MATERIAL SUPPLIED:
--------

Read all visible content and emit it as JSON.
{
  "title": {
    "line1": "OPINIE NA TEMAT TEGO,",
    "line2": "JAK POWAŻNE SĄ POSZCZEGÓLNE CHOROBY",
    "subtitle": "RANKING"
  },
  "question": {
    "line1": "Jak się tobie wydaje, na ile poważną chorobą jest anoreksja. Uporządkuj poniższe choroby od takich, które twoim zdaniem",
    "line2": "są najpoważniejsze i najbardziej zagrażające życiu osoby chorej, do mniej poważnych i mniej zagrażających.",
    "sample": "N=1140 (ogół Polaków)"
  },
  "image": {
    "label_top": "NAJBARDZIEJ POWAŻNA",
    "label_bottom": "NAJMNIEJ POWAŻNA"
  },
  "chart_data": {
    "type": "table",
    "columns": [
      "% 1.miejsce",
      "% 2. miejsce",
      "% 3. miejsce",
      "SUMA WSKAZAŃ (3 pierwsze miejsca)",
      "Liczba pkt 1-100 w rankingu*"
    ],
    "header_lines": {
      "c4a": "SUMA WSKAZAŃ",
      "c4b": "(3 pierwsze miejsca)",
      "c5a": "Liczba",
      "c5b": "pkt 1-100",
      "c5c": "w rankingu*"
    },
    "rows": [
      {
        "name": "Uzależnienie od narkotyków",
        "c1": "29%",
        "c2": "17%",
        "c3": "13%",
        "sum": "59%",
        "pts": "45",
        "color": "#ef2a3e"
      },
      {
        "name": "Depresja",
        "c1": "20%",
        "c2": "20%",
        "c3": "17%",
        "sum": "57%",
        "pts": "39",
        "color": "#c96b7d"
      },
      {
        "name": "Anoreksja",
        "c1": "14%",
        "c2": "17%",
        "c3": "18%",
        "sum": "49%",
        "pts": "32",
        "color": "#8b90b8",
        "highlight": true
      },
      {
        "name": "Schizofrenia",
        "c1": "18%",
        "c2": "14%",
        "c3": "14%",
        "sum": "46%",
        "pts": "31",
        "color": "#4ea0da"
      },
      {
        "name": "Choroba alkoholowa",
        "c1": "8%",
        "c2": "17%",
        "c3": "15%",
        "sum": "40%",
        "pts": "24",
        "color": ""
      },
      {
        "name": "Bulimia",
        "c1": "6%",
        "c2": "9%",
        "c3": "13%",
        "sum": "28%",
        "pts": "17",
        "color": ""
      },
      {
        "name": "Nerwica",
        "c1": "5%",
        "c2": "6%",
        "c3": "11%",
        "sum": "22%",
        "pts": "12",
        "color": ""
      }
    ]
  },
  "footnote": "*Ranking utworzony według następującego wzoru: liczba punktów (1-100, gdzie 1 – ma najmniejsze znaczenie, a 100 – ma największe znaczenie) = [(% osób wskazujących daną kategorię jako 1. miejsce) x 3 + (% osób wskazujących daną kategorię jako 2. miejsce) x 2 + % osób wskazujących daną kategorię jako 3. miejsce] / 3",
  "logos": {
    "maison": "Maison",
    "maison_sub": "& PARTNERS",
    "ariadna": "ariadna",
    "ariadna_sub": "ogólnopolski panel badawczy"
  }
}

--------

TASK INSTRUCTIONS:
Pull out every line of the entries that includes the word "color".

ANSWER TO THE PROBLEM:
        "color": "#ef2a3e"
        "color": "#c96b7d"
        "color": "#8b90b8",
        "color": "#4ea0da"
        "color": ""
        "color": ""
        "color": ""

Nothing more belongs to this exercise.